What to work on
Find each line that has the string "Colesterol" and give the total, with nothing else.

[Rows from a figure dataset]
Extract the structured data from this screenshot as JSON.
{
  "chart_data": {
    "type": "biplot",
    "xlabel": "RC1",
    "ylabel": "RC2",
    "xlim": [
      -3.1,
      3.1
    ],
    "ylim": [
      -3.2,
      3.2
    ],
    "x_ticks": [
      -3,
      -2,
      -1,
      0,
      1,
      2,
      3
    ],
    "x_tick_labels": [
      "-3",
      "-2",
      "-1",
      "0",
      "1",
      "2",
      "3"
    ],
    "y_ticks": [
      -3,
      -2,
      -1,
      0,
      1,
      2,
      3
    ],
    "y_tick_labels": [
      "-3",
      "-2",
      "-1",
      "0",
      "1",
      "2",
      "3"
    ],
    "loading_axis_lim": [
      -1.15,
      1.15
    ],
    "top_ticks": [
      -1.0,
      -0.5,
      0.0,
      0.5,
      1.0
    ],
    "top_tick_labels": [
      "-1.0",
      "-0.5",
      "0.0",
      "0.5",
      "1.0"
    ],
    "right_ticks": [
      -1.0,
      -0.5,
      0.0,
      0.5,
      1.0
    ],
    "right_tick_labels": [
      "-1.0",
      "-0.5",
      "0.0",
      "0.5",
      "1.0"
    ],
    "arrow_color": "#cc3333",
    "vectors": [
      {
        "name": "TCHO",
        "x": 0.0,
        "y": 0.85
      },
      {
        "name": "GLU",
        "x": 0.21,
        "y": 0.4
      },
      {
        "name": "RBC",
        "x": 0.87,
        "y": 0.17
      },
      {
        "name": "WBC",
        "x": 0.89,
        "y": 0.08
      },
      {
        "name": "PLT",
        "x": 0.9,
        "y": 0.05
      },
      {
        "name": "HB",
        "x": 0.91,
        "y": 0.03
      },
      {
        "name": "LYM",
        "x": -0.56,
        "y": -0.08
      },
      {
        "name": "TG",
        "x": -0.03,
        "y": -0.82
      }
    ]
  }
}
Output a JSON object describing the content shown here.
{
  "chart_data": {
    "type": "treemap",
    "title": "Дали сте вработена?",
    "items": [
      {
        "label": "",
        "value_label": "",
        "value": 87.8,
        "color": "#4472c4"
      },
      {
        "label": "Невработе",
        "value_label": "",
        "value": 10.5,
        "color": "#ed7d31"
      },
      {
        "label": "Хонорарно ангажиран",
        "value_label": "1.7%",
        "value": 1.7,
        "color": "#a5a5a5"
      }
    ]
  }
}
==
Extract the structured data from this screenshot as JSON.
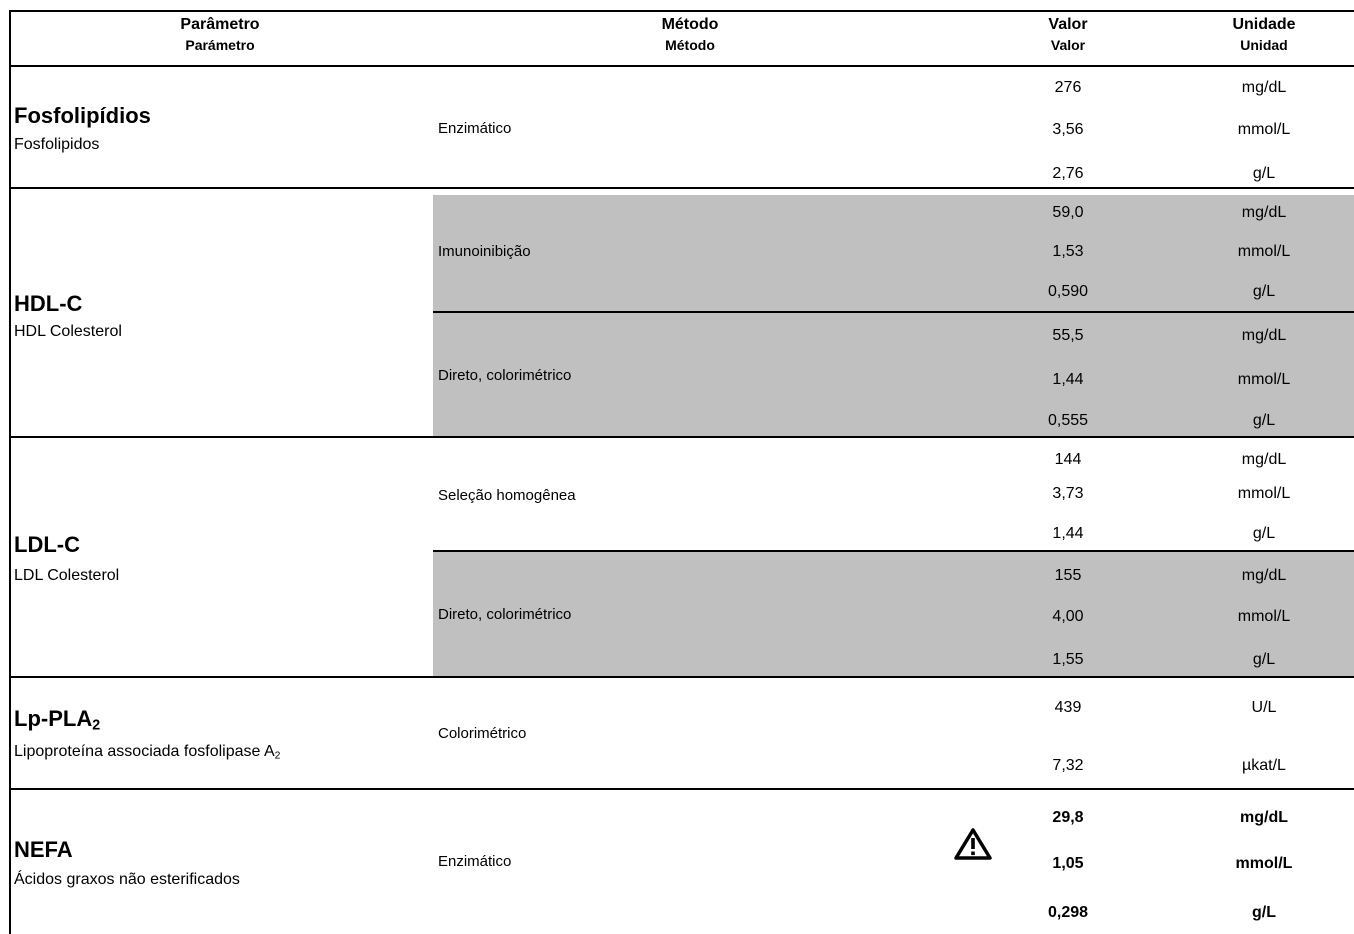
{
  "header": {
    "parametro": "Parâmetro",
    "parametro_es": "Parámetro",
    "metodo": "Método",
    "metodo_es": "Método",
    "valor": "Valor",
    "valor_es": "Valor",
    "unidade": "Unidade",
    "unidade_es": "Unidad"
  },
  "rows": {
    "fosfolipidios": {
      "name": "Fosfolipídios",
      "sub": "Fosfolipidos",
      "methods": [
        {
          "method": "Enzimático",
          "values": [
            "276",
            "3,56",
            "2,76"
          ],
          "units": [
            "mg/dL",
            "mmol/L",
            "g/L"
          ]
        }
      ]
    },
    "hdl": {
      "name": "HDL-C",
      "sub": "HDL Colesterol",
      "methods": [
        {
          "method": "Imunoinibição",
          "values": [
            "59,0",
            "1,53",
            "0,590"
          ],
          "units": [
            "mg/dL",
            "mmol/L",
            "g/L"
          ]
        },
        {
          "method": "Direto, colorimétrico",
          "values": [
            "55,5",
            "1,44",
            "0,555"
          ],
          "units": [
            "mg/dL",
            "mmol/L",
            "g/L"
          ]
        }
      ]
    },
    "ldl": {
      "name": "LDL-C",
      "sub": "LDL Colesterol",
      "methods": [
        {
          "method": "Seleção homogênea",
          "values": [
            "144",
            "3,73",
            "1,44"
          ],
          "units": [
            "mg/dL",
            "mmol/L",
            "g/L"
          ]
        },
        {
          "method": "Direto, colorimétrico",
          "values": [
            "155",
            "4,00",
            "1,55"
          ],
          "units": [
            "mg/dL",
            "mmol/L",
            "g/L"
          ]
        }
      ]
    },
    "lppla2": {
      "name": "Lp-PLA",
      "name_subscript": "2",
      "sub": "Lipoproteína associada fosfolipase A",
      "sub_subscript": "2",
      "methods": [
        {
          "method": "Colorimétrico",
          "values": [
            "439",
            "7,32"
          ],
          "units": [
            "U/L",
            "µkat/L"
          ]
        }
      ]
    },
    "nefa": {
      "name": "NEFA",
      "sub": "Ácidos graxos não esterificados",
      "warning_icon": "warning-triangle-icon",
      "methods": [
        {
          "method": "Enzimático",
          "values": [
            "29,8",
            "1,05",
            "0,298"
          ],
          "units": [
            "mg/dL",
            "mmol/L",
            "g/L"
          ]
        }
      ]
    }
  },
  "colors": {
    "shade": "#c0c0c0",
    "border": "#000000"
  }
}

Answer in full
2